Extracted text
══════════
On the other hand, I also observed that fees under the AUM model become increasingly ridiculous as your assets grow. Though individuals with $100,000 and $1,000,000 portfolios might receive the very same service, at 1% the fees are drastically different ($1,000 v. $10,000 per year). If the advisor is a fiduciary and obligated to provide best interest advice no matter the size of your account, how can it possibly make sense to see such disparities in total yearly cost?
Are Total Asset or Net Worth a Good Proxy?
Some advisors contend that total assets or net worth is a good proxy for complexity, and that the increase in fees is really just due to the nature of your situation. To this I suggest that advisors stop using assets as a proxy for complexity and simply bill based on complexity.
As is probably already apparent, clients on both ends of the asset spectrum suffer from the inherent flaw in AUM fees—compensation is tied, not to the time the advisor dedicates to your case, the skill that they offer, or their professional care, but to the amount of money that you have for them to manage.
The matter of aligning incentives.
Some advisors like to toute how AUM fees align advisor interests with your interests.
They argue that the AUM advisor is incentivized to encourage you to save more (thereby increasing their fees) and to help you obtain favorable returns.
It’s a fair point, but that same incentive can also motivate your AUM advisor in ways that are less advantageous to you, the client. Consider the following from The Physician Philosopher’s blog post titled, “Do I Need a Financial Advisor? The Simple Truth”:
When someone asks for 1% of your assets each year, this implies that as you earn more money in the market, your financial situation becomes more complicated. Therefore, they should get paid more. I don’t buy that.
Potential Conflicts of Interest
Also, it adds conflicts of interest that don’t need to be there. Here are some examples of things that would negatively impact the take home pay of a financial advisor operating under an AUM, if they recommend it to you:
- Paying down your debt sooner instead of investing in the market.
- Taking your social security at age 70 instead of 62 or 66.
- Paying off your mortgage in twenty years instead of in thirty.
- Investing in real estate.
“Flat Fees” that are tied to assets or net worth.
As flat fees become increasingly popular, I’ve observed some advisors partially adopt the model while continuing to tie compensation to some aspect of client assets or net worth.
══════════
Excerpt from a dataset:
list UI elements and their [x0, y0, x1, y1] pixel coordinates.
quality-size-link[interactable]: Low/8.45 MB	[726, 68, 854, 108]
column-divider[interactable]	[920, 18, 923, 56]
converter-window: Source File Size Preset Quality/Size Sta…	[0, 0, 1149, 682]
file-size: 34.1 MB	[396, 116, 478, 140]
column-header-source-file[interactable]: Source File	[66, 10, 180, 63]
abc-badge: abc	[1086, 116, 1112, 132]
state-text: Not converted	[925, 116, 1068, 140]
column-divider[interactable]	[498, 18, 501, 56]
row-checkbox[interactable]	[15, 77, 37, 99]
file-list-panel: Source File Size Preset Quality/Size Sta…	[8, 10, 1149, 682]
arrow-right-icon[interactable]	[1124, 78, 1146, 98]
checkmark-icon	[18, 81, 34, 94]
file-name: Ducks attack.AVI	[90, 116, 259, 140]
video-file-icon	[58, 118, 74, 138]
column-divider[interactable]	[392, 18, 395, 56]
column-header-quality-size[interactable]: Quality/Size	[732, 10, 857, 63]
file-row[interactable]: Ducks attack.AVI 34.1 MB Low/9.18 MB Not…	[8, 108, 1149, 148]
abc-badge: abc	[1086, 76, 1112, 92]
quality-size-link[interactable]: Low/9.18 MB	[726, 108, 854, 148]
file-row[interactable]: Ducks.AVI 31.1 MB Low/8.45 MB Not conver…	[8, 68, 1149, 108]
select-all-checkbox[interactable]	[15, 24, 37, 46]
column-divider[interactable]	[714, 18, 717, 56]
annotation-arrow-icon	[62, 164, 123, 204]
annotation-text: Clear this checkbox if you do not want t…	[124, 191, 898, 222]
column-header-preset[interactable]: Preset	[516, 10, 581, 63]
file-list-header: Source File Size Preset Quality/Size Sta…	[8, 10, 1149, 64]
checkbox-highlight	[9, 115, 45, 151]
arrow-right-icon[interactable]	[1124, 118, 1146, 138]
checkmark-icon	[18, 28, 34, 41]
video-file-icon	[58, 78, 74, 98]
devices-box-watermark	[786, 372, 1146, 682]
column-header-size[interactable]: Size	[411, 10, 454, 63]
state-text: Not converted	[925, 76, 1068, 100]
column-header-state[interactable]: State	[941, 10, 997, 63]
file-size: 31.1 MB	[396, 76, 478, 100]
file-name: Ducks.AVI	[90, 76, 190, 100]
══════════
Task set
A) According to the text on advisor fees, what yearly fees does a 1% rate produce on $100,000 and $1,000,000 portfolios?
B) Reproduce the listing verbatim, from its first line up to and including the line containing "164, 123, 204]".
The text and the listing were taken from unrelated sources.

Completed exercise
A) $1,000 and $10,000 per year.

B)
list UI elements and their [x0, y0, x1, y1] pixel coordinates.
quality-size-link[interactable]: Low/8.45 MB	[726, 68, 854, 108]
column-divider[interactable]	[920, 18, 923, 56]
converter-window: Source File Size Preset Quality/Size Sta…	[0, 0, 1149, 682]
file-size: 34.1 MB	[396, 116, 478, 140]
column-header-source-file[interactable]: Source File	[66, 10, 180, 63]
abc-badge: abc	[1086, 116, 1112, 132]
state-text: Not converted	[925, 116, 1068, 140]
column-divider[interactable]	[498, 18, 501, 56]
row-checkbox[interactable]	[15, 77, 37, 99]
file-list-panel: Source File Size Preset Quality/Size Sta…	[8, 10, 1149, 682]
arrow-right-icon[interactable]	[1124, 78, 1146, 98]
checkmark-icon	[18, 81, 34, 94]
file-name: Ducks attack.AVI	[90, 116, 259, 140]
video-file-icon	[58, 118, 74, 138]
column-divider[interactable]	[392, 18, 395, 56]
column-header-quality-size[interactable]: Quality/Size	[732, 10, 857, 63]
file-row[interactable]: Ducks attack.AVI 34.1 MB Low/9.18 MB Not…	[8, 108, 1149, 148]
abc-badge: abc	[1086, 76, 1112, 92]
quality-size-link[interactable]: Low/9.18 MB	[726, 108, 854, 148]
file-row[interactable]: Ducks.AVI 31.1 MB Low/8.45 MB Not conver…	[8, 68, 1149, 108]
select-all-checkbox[interactable]	[15, 24, 37, 46]
column-divider[interactable]	[714, 18, 717, 56]
annotation-arrow-icon	[62, 164, 123, 204]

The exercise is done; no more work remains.